§ **Task instructions**:
Would you transcribe all of the data exactly, down to the last character?

§ **Records supplied**:

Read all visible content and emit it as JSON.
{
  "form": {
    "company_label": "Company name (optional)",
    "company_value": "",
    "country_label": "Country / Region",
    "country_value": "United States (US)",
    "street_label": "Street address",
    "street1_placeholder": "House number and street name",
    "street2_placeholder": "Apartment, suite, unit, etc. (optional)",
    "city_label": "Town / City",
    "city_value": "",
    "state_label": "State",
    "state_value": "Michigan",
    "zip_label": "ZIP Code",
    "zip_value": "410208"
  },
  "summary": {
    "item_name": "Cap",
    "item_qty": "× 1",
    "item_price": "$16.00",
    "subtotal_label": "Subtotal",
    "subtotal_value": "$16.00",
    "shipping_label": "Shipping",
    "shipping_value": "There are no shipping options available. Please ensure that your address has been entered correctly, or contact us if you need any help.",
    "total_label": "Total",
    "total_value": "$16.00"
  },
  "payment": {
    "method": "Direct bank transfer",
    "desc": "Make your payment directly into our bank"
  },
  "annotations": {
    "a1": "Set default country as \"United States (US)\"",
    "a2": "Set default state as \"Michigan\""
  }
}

§ **Full answer**:
Read all visible content and emit it as JSON.
{
  "form": {
    "company_label": "Company name (optional)",
    "company_value": "",
    "country_label": "Country / Region",
    "country_value": "United States (US)",
    "street_label": "Street address",
    "street1_placeholder": "House number and street name",
    "street2_placeholder": "Apartment, suite, unit, etc. (optional)",
    "city_label": "Town / City",
    "city_value": "",
    "state_label": "State",
    "state_value": "Michigan",
    "zip_label": "ZIP Code",
    "zip_value": "410208"
  },
  "summary": {
    "item_name": "Cap",
    "item_qty": "× 1",
    "item_price": "$16.00",
    "subtotal_label": "Subtotal",
    "subtotal_value": "$16.00",
    "shipping_label": "Shipping",
    "shipping_value": "There are no shipping options available. Please ensure that your address has been entered correctly, or contact us if you need any help.",
    "total_label": "Total",
    "total_value": "$16.00"
  },
  "payment": {
    "method": "Direct bank transfer",
    "desc": "Make your payment directly into our bank"
  },
  "annotations": {
    "a1": "Set default country as \"United States (US)\"",
    "a2": "Set default state as \"Michigan\""
  }
}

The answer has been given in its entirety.